To do | Scan the data for "right" and copy the lines it appears in.
-- Supplied records start --
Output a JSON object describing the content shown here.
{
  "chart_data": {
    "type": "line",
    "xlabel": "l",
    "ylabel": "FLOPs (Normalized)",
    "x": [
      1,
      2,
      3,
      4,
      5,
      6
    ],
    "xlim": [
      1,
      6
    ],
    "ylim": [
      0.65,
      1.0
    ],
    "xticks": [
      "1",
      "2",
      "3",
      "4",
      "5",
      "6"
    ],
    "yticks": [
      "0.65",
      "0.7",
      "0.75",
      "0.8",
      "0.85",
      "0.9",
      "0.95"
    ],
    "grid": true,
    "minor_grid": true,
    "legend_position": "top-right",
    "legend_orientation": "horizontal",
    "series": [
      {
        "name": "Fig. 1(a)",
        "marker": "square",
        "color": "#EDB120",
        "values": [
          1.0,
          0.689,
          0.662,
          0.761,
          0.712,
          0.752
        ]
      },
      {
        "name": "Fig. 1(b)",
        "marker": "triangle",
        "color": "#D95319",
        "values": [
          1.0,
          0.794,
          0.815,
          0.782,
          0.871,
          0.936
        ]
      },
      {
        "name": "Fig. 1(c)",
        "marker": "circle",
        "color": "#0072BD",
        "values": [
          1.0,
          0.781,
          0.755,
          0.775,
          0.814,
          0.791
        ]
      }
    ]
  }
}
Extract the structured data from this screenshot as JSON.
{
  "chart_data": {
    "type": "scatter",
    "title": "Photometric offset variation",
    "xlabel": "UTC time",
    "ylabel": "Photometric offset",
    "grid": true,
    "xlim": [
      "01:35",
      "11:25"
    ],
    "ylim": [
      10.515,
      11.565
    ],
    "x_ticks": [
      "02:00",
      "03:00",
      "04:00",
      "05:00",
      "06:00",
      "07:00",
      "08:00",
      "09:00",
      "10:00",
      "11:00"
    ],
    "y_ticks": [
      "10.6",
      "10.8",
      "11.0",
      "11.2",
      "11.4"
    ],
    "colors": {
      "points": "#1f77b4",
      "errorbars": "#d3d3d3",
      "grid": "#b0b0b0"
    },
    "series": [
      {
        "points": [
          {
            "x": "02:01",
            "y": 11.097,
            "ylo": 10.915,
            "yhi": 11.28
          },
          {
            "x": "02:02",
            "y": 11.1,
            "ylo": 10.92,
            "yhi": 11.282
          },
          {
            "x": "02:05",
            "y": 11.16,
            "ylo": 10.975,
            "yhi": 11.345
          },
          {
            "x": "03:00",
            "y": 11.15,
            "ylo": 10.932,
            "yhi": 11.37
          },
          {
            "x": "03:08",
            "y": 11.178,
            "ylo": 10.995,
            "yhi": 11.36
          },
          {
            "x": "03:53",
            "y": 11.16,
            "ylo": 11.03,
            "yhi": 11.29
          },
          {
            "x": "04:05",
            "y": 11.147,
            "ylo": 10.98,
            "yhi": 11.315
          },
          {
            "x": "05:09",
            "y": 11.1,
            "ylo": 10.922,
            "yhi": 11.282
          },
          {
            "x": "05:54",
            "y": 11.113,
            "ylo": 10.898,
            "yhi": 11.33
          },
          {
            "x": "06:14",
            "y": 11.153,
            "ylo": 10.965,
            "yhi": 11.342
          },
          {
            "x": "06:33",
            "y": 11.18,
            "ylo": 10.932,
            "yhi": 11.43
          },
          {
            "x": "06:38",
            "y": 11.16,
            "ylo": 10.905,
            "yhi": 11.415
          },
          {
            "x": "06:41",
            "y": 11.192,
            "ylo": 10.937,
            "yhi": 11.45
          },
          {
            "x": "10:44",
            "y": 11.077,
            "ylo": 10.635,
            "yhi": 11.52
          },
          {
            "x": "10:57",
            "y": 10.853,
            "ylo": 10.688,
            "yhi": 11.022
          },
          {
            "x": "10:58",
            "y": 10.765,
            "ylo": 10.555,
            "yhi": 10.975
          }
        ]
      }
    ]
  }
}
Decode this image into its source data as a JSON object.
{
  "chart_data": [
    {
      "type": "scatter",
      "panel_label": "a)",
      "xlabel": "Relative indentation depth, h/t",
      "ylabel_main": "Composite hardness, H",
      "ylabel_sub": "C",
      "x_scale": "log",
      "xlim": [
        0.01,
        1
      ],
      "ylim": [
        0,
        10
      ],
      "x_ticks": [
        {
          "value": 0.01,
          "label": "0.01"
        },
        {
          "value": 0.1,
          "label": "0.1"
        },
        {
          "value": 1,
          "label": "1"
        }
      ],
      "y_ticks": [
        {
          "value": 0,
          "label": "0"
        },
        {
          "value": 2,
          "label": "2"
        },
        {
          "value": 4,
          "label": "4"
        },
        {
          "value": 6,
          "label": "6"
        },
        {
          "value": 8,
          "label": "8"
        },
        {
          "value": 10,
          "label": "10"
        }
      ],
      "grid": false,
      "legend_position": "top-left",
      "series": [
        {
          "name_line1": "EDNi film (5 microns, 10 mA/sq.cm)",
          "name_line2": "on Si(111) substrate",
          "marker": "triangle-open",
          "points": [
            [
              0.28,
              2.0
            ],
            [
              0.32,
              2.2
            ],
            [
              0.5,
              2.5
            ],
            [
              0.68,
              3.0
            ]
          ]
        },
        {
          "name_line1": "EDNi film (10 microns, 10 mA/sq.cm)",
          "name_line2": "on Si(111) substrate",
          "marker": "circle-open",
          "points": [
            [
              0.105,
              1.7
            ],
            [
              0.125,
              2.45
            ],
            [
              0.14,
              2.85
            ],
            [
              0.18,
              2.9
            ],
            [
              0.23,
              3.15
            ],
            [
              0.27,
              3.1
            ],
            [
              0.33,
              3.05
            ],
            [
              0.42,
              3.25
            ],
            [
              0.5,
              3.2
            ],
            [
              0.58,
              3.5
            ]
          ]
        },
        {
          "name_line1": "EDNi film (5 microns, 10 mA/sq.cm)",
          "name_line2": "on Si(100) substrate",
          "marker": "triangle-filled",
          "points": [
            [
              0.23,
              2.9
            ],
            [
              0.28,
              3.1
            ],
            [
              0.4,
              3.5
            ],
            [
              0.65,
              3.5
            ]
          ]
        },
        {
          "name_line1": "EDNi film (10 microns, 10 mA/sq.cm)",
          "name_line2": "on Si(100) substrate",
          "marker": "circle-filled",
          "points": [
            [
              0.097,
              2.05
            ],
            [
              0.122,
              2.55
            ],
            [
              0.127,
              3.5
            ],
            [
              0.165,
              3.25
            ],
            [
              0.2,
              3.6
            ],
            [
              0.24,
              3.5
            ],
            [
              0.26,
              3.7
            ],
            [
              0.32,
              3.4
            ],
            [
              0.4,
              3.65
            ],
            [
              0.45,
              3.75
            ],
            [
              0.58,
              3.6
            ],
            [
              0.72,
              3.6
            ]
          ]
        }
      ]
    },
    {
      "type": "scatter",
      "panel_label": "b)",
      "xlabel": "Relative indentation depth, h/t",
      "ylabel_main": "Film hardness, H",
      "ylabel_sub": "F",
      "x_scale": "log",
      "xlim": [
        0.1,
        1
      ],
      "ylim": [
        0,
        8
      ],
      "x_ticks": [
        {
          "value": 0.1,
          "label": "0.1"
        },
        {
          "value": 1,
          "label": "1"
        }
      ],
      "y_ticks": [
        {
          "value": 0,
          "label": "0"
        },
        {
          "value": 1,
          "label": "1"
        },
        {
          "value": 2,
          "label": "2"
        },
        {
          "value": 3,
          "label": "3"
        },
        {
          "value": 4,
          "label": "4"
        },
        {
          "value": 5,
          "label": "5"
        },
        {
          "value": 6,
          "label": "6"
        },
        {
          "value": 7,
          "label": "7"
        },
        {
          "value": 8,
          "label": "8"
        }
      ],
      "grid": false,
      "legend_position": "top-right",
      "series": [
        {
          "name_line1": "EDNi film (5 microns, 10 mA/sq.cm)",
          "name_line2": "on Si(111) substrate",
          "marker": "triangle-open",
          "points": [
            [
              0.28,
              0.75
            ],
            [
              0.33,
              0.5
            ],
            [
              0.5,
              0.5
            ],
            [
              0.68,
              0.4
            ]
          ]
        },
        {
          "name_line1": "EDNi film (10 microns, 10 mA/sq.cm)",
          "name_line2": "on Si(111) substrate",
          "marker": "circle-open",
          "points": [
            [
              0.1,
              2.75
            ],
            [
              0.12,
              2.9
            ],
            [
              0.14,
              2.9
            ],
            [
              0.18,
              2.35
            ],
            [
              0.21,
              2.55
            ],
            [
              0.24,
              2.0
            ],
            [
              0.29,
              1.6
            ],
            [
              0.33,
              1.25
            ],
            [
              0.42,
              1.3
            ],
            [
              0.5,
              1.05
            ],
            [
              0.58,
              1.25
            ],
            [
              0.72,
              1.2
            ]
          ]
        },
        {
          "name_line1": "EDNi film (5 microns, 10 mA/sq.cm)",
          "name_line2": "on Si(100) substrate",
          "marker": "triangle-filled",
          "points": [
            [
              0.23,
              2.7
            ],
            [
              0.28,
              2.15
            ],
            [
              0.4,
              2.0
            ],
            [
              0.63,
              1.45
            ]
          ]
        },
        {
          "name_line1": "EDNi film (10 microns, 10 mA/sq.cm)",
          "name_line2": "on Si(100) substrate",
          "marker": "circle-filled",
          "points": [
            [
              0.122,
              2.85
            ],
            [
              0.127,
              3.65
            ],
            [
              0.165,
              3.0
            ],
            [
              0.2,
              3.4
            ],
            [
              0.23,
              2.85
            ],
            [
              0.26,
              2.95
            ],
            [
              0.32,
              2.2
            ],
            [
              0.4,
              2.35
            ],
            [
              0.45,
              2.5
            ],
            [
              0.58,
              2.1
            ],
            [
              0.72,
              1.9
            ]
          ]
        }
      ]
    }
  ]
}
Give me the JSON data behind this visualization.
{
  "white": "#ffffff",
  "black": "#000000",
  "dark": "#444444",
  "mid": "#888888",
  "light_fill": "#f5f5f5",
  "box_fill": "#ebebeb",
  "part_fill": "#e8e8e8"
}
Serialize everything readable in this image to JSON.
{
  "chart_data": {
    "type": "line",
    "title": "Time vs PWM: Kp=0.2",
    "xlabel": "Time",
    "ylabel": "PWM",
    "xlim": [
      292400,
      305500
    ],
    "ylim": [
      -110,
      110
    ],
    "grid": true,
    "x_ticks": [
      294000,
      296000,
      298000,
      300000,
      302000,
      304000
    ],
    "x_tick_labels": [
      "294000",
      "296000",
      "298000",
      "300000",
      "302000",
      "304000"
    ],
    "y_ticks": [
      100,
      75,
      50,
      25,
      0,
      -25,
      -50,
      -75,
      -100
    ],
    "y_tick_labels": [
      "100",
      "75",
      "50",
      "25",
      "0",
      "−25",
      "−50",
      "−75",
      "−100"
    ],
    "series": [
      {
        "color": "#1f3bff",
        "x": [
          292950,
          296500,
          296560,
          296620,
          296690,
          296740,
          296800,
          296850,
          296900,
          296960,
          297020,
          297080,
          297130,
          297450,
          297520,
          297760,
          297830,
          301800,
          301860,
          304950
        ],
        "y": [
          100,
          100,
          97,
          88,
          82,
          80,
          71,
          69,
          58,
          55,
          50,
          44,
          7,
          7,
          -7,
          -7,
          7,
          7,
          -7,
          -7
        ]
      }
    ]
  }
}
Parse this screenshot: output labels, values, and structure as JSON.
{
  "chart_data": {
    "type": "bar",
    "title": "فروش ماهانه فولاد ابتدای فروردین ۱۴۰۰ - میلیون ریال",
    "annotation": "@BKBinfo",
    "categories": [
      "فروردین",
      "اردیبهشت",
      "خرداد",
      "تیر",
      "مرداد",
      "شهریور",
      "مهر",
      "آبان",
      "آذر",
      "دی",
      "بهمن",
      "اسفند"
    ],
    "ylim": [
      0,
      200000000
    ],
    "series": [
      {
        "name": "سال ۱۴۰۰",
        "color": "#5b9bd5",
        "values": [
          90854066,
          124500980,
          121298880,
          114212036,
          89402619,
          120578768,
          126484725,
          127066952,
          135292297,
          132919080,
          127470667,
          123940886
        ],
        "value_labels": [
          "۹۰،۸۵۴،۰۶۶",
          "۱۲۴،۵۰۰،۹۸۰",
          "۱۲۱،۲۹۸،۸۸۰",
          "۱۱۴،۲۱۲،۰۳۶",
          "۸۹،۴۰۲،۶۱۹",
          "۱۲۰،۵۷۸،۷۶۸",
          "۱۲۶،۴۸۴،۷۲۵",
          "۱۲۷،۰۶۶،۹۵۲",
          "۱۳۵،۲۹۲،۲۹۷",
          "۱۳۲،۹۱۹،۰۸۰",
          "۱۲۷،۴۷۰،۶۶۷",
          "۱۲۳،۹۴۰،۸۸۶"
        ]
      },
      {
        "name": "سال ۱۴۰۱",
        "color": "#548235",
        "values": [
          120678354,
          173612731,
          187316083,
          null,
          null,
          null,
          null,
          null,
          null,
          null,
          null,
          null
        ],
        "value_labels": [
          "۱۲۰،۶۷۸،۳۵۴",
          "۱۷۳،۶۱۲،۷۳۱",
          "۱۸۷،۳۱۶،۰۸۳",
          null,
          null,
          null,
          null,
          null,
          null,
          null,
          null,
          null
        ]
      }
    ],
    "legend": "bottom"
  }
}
-- Supplied records end --
Solution for this exercise |
    "legend_position": "top-right",
      "legend_position": "top-right",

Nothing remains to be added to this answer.